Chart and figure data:
>>

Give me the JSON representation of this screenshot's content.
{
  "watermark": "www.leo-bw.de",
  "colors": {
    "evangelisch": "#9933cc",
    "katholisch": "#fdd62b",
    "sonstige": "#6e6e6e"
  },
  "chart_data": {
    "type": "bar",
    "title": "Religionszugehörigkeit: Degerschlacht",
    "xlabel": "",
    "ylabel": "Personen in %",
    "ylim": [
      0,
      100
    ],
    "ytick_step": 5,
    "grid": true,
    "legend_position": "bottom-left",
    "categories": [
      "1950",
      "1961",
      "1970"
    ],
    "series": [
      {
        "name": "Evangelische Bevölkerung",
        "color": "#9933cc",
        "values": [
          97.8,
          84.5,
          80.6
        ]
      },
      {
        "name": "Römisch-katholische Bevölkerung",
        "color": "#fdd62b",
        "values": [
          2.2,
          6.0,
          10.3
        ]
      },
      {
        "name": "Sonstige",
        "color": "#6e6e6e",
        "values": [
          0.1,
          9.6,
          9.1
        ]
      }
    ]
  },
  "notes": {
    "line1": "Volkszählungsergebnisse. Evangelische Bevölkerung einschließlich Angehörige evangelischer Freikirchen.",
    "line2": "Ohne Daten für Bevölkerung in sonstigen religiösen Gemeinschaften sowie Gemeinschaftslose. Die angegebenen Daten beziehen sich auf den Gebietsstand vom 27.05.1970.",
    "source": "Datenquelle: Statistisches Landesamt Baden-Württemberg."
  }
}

<<

*STATED GOAL*: Each record must be returned exactly as it is written.

*THE SOLUTION*:
Give me the JSON representation of this screenshot's content.
{
  "watermark": "www.leo-bw.de",
  "colors": {
    "evangelisch": "#9933cc",
    "katholisch": "#fdd62b",
    "sonstige": "#6e6e6e"
  },
  "chart_data": {
    "type": "bar",
    "title": "Religionszugehörigkeit: Degerschlacht",
    "xlabel": "",
    "ylabel": "Personen in %",
    "ylim": [
      0,
      100
    ],
    "ytick_step": 5,
    "grid": true,
    "legend_position": "bottom-left",
    "categories": [
      "1950",
      "1961",
      "1970"
    ],
    "series": [
      {
        "name": "Evangelische Bevölkerung",
        "color": "#9933cc",
        "values": [
          97.8,
          84.5,
          80.6
        ]
      },
      {
        "name": "Römisch-katholische Bevölkerung",
        "color": "#fdd62b",
        "values": [
          2.2,
          6.0,
          10.3
        ]
      },
      {
        "name": "Sonstige",
        "color": "#6e6e6e",
        "values": [
          0.1,
          9.6,
          9.1
        ]
      }
    ]
  },
  "notes": {
    "line1": "Volkszählungsergebnisse. Evangelische Bevölkerung einschließlich Angehörige evangelischer Freikirchen.",
    "line2": "Ohne Daten für Bevölkerung in sonstigen religiösen Gemeinschaften sowie Gemeinschaftslose. Die angegebenen Daten beziehen sich auf den Gebietsstand vom 27.05.1970.",
    "source": "Datenquelle: Statistisches Landesamt Baden-Württemberg."
  }
}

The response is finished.